● Description of the task
When the string "seconds" appears in a line of the records, show the whole line.

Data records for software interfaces
═══

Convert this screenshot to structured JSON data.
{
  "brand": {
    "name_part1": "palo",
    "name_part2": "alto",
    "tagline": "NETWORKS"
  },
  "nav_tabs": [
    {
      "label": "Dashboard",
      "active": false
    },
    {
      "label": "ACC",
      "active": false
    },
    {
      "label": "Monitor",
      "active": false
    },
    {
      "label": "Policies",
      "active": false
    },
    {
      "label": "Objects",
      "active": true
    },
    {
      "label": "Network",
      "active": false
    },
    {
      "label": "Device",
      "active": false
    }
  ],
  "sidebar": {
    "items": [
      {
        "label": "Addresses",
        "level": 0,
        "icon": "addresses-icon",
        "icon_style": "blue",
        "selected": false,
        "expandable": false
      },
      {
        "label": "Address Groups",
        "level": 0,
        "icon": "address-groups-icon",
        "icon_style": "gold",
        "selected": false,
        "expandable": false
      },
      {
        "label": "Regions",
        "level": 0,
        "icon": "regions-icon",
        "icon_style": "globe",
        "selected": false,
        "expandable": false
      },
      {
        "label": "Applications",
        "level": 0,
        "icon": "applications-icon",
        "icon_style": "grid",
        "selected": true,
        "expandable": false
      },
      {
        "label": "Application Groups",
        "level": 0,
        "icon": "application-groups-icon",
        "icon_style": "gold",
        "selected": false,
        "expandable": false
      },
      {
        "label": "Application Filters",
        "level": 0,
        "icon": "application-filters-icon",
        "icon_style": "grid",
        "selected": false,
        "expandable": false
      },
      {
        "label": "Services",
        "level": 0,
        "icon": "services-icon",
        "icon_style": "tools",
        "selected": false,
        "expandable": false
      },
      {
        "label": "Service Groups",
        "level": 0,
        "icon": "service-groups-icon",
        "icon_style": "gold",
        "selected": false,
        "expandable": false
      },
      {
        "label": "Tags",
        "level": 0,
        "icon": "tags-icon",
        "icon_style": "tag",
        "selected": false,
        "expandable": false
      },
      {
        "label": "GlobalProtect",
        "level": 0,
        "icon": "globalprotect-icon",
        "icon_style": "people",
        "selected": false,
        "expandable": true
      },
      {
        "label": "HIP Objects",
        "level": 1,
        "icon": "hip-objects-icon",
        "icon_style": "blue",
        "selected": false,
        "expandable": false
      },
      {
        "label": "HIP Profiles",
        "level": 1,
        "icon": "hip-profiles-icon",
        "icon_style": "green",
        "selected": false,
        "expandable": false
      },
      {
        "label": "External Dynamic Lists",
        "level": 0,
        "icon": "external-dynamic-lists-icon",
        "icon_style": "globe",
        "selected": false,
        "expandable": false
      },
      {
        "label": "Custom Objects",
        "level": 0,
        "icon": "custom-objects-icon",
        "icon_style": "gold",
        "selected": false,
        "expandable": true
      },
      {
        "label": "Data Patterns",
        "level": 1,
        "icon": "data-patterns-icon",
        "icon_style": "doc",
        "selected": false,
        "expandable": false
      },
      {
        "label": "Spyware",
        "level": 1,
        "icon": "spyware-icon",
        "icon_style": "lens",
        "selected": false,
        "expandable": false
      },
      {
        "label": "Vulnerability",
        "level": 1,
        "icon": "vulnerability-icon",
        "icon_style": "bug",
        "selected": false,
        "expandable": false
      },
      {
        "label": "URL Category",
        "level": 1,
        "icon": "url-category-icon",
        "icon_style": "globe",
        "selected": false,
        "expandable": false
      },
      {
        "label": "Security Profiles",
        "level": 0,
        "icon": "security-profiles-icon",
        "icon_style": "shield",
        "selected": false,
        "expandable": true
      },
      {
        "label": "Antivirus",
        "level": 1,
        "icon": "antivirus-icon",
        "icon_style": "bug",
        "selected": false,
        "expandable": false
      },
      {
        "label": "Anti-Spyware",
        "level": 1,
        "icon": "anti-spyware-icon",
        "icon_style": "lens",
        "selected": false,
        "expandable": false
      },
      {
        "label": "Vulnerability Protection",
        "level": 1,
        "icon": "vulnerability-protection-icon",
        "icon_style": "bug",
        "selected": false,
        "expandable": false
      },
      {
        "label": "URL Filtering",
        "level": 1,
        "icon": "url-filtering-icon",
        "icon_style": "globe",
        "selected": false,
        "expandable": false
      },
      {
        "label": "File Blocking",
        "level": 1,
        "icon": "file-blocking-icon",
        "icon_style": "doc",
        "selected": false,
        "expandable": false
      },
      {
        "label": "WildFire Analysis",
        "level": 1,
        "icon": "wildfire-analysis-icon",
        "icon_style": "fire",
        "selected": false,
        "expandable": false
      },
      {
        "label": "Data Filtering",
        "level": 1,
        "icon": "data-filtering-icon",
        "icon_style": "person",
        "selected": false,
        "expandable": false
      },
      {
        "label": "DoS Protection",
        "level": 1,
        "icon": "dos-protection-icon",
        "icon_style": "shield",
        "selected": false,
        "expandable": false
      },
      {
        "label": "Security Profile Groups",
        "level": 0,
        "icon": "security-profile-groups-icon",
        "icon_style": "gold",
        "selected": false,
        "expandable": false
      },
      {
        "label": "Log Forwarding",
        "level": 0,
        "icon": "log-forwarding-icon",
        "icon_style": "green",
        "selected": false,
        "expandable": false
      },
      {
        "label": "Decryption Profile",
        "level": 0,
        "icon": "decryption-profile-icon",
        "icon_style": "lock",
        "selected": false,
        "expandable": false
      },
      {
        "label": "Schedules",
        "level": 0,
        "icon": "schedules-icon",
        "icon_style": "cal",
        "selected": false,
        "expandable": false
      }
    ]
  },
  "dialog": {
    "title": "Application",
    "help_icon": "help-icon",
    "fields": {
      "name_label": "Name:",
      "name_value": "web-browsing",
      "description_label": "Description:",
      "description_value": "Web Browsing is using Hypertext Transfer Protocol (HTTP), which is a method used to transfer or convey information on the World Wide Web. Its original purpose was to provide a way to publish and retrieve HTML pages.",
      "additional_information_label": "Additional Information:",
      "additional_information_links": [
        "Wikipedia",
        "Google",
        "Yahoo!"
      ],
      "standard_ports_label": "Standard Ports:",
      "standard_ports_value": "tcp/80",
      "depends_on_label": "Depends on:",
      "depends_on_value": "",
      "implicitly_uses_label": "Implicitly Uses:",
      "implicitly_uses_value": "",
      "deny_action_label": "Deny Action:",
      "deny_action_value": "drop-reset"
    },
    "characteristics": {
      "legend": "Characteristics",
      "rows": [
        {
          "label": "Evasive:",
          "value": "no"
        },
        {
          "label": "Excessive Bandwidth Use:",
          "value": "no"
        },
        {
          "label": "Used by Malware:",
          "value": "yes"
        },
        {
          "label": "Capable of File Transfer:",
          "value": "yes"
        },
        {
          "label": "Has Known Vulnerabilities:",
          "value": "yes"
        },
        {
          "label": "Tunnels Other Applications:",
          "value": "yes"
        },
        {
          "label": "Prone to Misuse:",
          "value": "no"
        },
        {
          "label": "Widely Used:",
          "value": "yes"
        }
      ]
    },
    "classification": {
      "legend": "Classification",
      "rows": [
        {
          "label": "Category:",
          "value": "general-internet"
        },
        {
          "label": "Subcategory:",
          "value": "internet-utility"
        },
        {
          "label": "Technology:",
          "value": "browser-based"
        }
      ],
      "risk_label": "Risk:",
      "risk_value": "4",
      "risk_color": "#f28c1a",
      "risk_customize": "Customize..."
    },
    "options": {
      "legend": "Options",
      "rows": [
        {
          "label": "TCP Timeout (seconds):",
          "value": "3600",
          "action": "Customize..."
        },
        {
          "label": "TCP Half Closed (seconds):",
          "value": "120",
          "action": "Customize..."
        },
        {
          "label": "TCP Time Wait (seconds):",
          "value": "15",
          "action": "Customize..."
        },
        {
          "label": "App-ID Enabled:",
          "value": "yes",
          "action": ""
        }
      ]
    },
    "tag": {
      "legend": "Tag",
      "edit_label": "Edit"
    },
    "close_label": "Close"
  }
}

═══

● Answer to this exercise
          "label": "TCP Timeout (seconds):",
          "label": "TCP Half Closed (seconds):",
          "label": "TCP Time Wait (seconds):",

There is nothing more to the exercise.